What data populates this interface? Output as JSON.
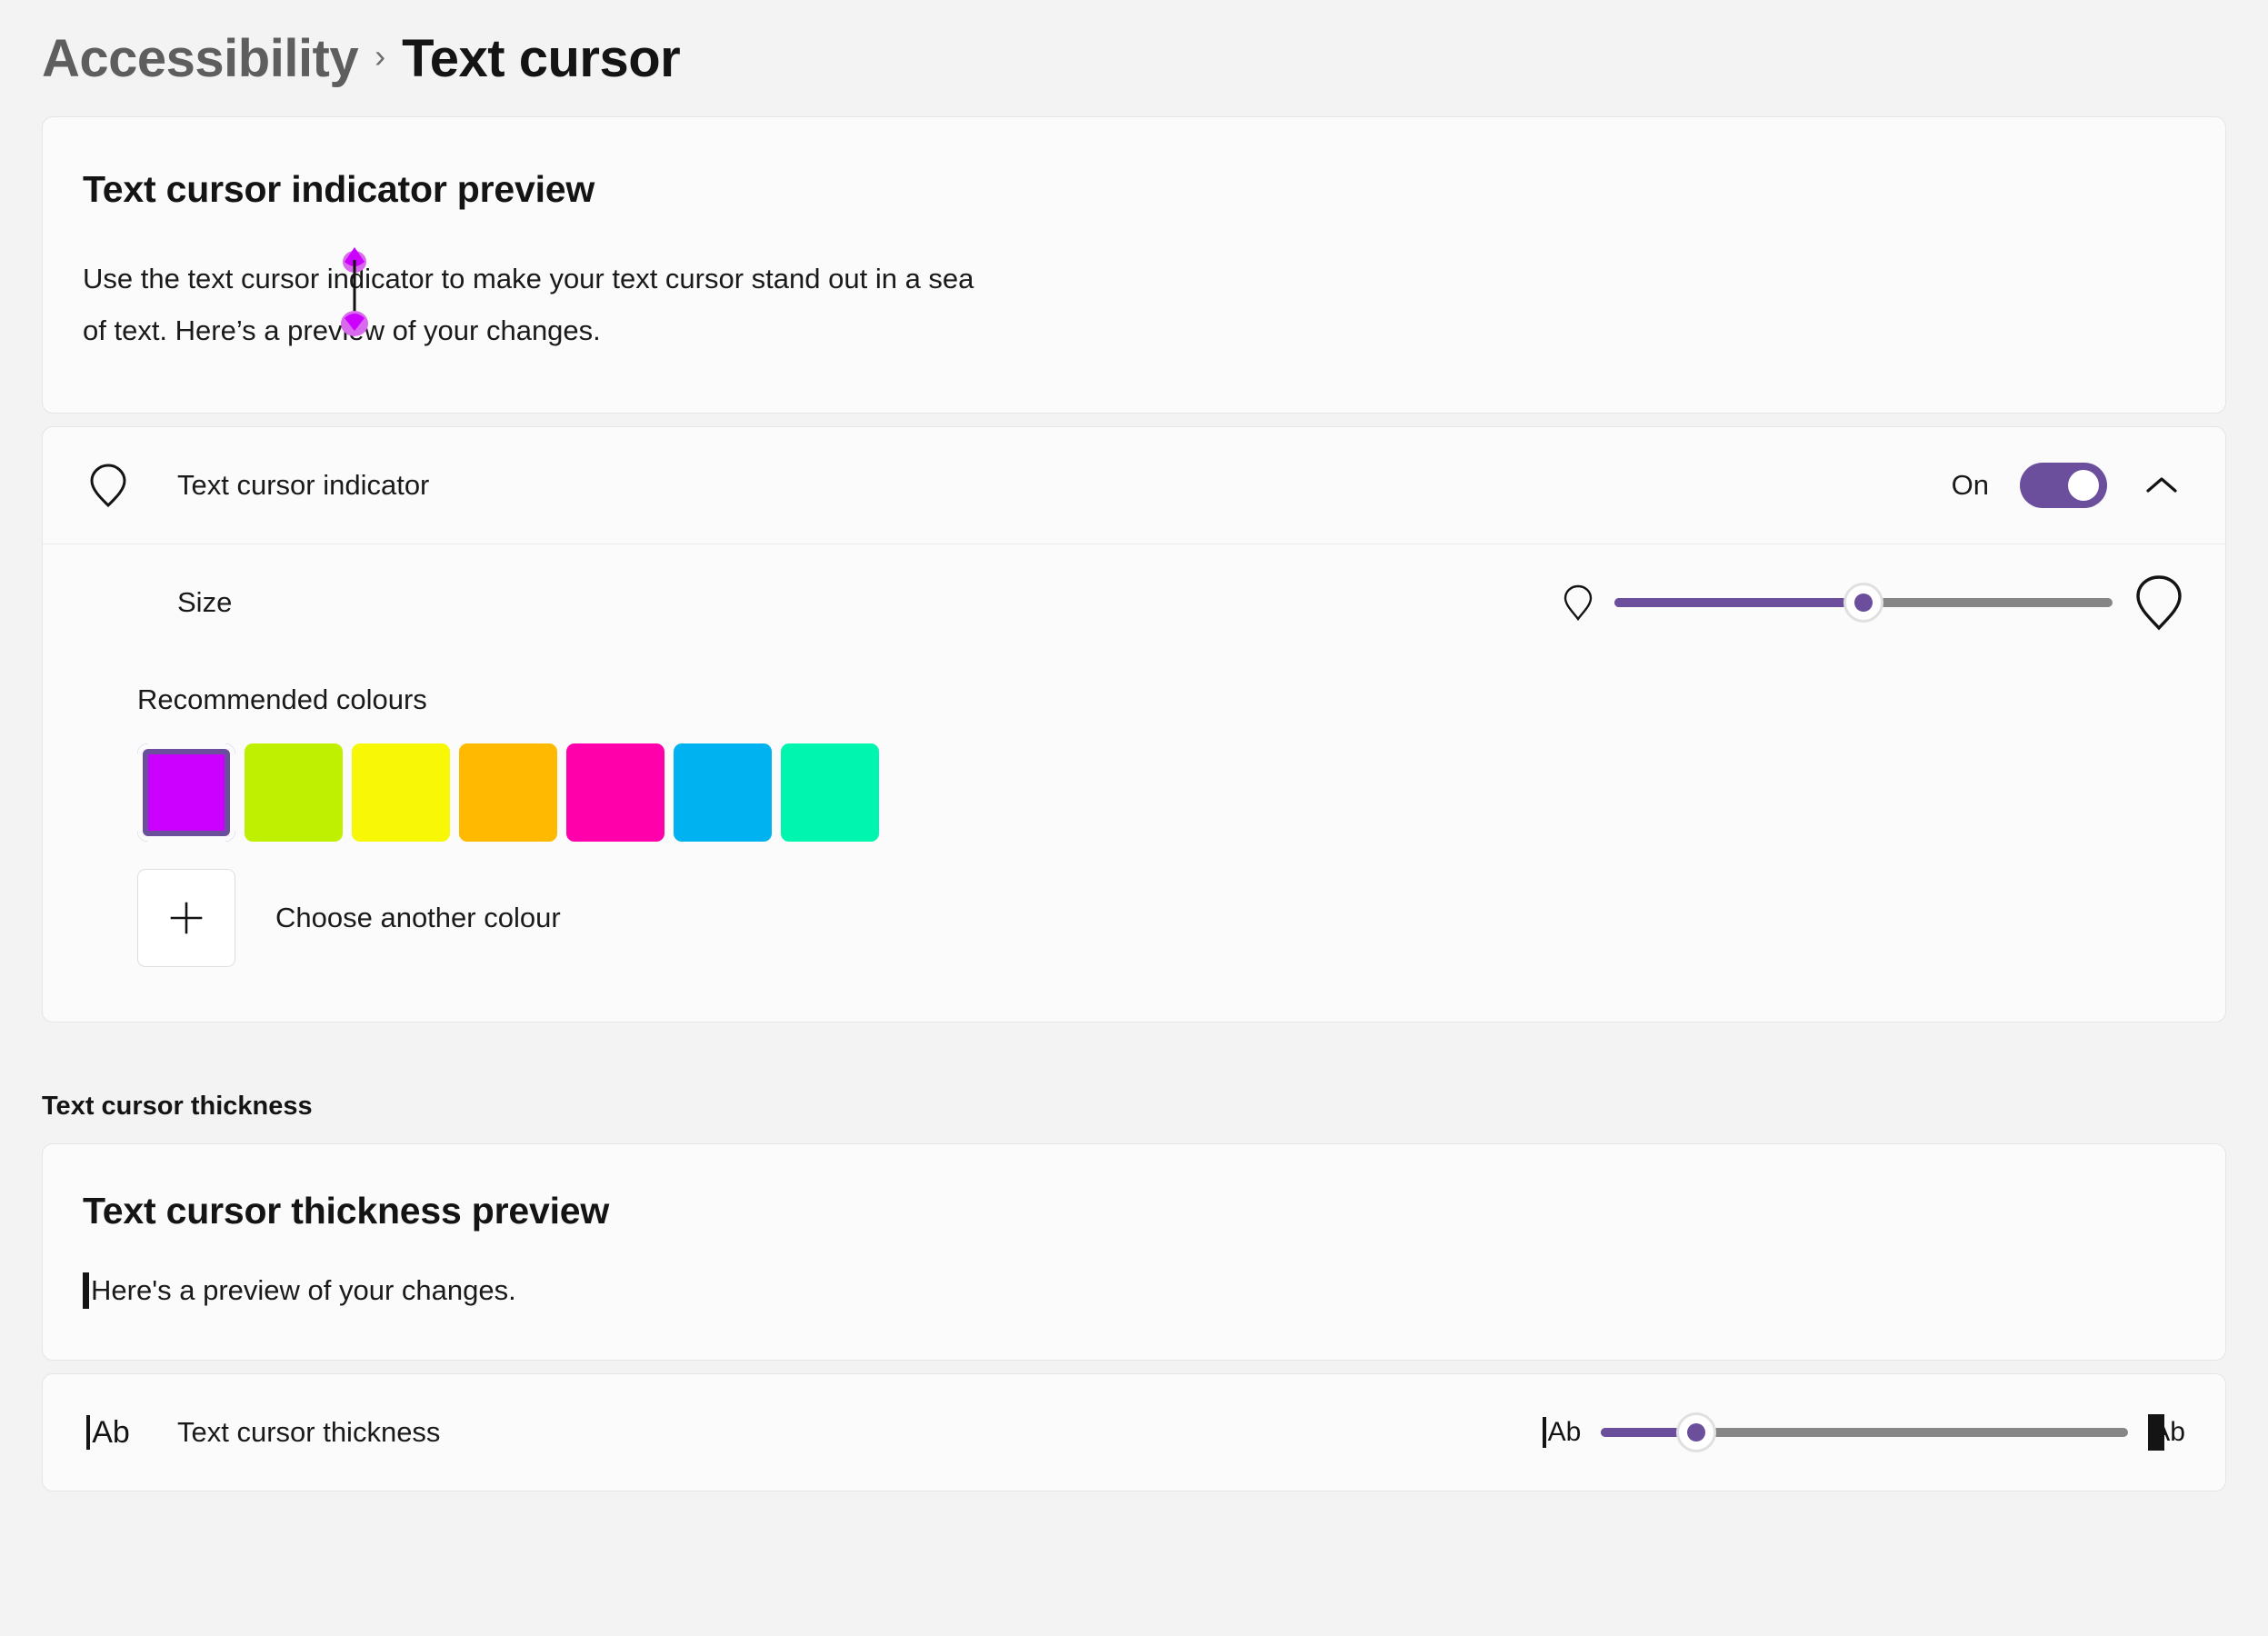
{
  "breadcrumb": {
    "parent": "Accessibility",
    "separator": "›",
    "current": "Text cursor"
  },
  "indicator_preview": {
    "title": "Text cursor indicator preview",
    "body_line1": "Use the text cursor indicator to make your text cursor stand out in a sea",
    "body_line2": "of text. Here’s a preview of your changes.",
    "indicator_color": "#CC00FF",
    "indicator_color_light": "#D96AEE"
  },
  "indicator_setting": {
    "icon": "cursor-pin-icon",
    "label": "Text cursor indicator",
    "state_label": "On",
    "state_on": true,
    "accent_color": "#6B4E9C",
    "expand_icon": "chevron-up-icon",
    "expanded": true
  },
  "size_setting": {
    "label": "Size",
    "min_icon": "small-pin-icon",
    "max_icon": "large-pin-icon",
    "value_percent": 50,
    "fill_color": "#6B4E9C",
    "track_color": "#868686"
  },
  "colours": {
    "title": "Recommended colours",
    "selected_index": 0,
    "swatches": [
      {
        "name": "magenta",
        "hex": "#CC00FF"
      },
      {
        "name": "chartreuse",
        "hex": "#BFF001"
      },
      {
        "name": "yellow",
        "hex": "#F7F706"
      },
      {
        "name": "orange",
        "hex": "#FFB900"
      },
      {
        "name": "pink",
        "hex": "#FF00AA"
      },
      {
        "name": "cyan",
        "hex": "#00B2F0"
      },
      {
        "name": "spring-green",
        "hex": "#00F5AE"
      }
    ],
    "choose_icon": "plus-icon",
    "choose_label": "Choose another colour"
  },
  "thickness_section": {
    "heading": "Text cursor thickness",
    "preview_title": "Text cursor thickness preview",
    "preview_body": "Here's a preview of your changes.",
    "setting_icon": "text-caret-ab-icon",
    "setting_label": "Text cursor thickness",
    "min_icon": "thin-caret-ab-icon",
    "max_icon": "thick-caret-ab-icon",
    "value_percent": 18,
    "fill_color": "#6B4E9C",
    "track_color": "#868686"
  }
}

| The task |
Print the listing above in full, exactly as written. Omit any pictures.

| Solution for this task |
What data populates this interface? Output as JSON.
{
  "breadcrumb": {
    "parent": "Accessibility",
    "separator": "›",
    "current": "Text cursor"
  },
  "indicator_preview": {
    "title": "Text cursor indicator preview",
    "body_line1": "Use the text cursor indicator to make your text cursor stand out in a sea",
    "body_line2": "of text. Here’s a preview of your changes.",
    "indicator_color": "#CC00FF",
    "indicator_color_light": "#D96AEE"
  },
  "indicator_setting": {
    "icon": "cursor-pin-icon",
    "label": "Text cursor indicator",
    "state_label": "On",
    "state_on": true,
    "accent_color": "#6B4E9C",
    "expand_icon": "chevron-up-icon",
    "expanded": true
  },
  "size_setting": {
    "label": "Size",
    "min_icon": "small-pin-icon",
    "max_icon": "large-pin-icon",
    "value_percent": 50,
    "fill_color": "#6B4E9C",
    "track_color": "#868686"
  },
  "colours": {
    "title": "Recommended colours",
    "selected_index": 0,
    "swatches": [
      {
        "name": "magenta",
        "hex": "#CC00FF"
      },
      {
        "name": "chartreuse",
        "hex": "#BFF001"
      },
      {
        "name": "yellow",
        "hex": "#F7F706"
      },
      {
        "name": "orange",
        "hex": "#FFB900"
      },
      {
        "name": "pink",
        "hex": "#FF00AA"
      },
      {
        "name": "cyan",
        "hex": "#00B2F0"
      },
      {
        "name": "spring-green",
        "hex": "#00F5AE"
      }
    ],
    "choose_icon": "plus-icon",
    "choose_label": "Choose another colour"
  },
  "thickness_section": {
    "heading": "Text cursor thickness",
    "preview_title": "Text cursor thickness preview",
    "preview_body": "Here's a preview of your changes.",
    "setting_icon": "text-caret-ab-icon",
    "setting_label": "Text cursor thickness",
    "min_icon": "thin-caret-ab-icon",
    "max_icon": "thick-caret-ab-icon",
    "value_percent": 18,
    "fill_color": "#6B4E9C",
    "track_color": "#868686"
  }
}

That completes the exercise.